══ Data for the task

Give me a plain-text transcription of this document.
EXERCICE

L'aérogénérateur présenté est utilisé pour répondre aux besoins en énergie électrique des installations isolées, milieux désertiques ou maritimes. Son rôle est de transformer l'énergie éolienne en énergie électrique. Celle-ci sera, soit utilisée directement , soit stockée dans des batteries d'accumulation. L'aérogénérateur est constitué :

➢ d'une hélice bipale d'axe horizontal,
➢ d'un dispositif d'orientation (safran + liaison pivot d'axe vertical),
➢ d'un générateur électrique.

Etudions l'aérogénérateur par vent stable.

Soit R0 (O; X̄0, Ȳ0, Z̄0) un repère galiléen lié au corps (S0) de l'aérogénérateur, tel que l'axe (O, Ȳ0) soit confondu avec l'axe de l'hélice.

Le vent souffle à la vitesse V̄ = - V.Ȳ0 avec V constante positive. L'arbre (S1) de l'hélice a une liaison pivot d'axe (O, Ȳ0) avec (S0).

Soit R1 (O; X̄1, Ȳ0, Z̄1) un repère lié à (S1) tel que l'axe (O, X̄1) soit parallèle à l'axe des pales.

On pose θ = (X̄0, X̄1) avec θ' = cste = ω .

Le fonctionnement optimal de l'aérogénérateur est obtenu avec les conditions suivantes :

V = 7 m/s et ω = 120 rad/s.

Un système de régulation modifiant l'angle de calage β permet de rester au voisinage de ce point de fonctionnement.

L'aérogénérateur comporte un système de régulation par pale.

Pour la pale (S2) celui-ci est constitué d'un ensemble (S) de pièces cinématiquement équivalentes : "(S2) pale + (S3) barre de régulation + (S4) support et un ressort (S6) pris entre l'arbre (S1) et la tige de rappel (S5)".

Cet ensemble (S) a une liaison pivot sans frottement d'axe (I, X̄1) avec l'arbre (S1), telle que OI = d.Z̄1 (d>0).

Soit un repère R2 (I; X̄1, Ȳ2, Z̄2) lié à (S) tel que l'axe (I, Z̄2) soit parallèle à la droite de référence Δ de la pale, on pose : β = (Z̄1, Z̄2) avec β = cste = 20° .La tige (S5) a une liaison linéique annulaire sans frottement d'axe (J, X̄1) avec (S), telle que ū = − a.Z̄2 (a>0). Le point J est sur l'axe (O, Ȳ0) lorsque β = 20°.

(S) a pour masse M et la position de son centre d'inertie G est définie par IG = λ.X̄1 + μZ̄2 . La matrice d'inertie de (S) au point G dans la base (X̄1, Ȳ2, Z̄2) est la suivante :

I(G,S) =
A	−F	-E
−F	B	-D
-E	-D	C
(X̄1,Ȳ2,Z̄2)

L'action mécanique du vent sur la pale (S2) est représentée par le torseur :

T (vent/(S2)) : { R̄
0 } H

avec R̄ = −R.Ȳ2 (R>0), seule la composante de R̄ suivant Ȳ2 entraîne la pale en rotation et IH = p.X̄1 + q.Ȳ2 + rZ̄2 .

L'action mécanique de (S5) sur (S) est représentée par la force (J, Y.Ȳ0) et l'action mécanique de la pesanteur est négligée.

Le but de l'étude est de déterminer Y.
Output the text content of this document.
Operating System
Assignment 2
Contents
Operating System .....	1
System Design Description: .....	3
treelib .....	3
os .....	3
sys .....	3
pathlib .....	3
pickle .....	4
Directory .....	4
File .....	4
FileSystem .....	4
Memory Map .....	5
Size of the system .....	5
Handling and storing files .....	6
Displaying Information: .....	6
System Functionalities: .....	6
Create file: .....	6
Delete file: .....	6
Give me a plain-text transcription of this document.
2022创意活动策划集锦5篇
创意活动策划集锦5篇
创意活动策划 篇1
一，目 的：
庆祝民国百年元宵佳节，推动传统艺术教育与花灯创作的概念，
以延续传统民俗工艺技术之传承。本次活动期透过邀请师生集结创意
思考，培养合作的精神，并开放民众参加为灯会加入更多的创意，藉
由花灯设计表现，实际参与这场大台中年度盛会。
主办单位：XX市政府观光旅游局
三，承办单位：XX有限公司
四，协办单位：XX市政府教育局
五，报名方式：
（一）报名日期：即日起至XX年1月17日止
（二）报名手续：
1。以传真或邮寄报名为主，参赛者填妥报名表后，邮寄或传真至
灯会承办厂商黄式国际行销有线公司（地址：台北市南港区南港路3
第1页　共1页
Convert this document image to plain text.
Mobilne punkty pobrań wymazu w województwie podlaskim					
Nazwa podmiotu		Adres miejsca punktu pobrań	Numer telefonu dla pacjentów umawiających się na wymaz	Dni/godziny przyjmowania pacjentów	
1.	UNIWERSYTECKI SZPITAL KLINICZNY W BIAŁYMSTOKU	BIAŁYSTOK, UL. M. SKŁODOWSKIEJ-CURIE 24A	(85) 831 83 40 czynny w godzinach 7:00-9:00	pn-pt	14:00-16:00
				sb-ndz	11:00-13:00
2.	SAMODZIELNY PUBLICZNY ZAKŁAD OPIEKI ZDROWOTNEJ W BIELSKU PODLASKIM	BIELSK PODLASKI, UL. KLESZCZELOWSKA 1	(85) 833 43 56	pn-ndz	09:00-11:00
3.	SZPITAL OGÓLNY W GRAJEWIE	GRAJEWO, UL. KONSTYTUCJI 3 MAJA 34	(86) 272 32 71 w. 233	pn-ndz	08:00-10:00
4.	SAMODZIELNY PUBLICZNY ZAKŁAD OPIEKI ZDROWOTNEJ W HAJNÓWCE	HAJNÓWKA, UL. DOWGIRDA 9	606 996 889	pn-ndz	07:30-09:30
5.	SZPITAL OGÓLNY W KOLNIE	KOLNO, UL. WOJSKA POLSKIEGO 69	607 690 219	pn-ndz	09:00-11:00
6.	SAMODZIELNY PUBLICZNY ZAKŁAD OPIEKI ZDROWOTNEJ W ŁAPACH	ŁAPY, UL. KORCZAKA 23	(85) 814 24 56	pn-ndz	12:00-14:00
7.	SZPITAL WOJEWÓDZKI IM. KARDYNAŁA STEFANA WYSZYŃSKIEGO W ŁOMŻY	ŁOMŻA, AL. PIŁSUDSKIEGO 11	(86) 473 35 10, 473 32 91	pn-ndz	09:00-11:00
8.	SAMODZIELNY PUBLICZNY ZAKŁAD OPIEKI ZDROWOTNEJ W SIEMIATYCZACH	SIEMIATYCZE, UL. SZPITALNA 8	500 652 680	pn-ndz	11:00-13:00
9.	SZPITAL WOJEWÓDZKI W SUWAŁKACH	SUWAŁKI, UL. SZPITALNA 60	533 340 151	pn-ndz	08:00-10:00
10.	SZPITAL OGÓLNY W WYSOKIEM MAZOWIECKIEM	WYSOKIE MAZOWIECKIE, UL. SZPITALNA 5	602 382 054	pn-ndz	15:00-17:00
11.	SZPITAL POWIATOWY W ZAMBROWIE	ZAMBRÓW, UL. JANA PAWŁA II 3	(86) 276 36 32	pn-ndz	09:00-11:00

════

Task to complete >> Copy all lines from the material that contain "système".

Correct output >>
Un système de régulation modifiant l'angle de calage β permet de rester au voisinage de ce point de fonctionnement.
L'aérogénérateur comporte un système de régulation par pale.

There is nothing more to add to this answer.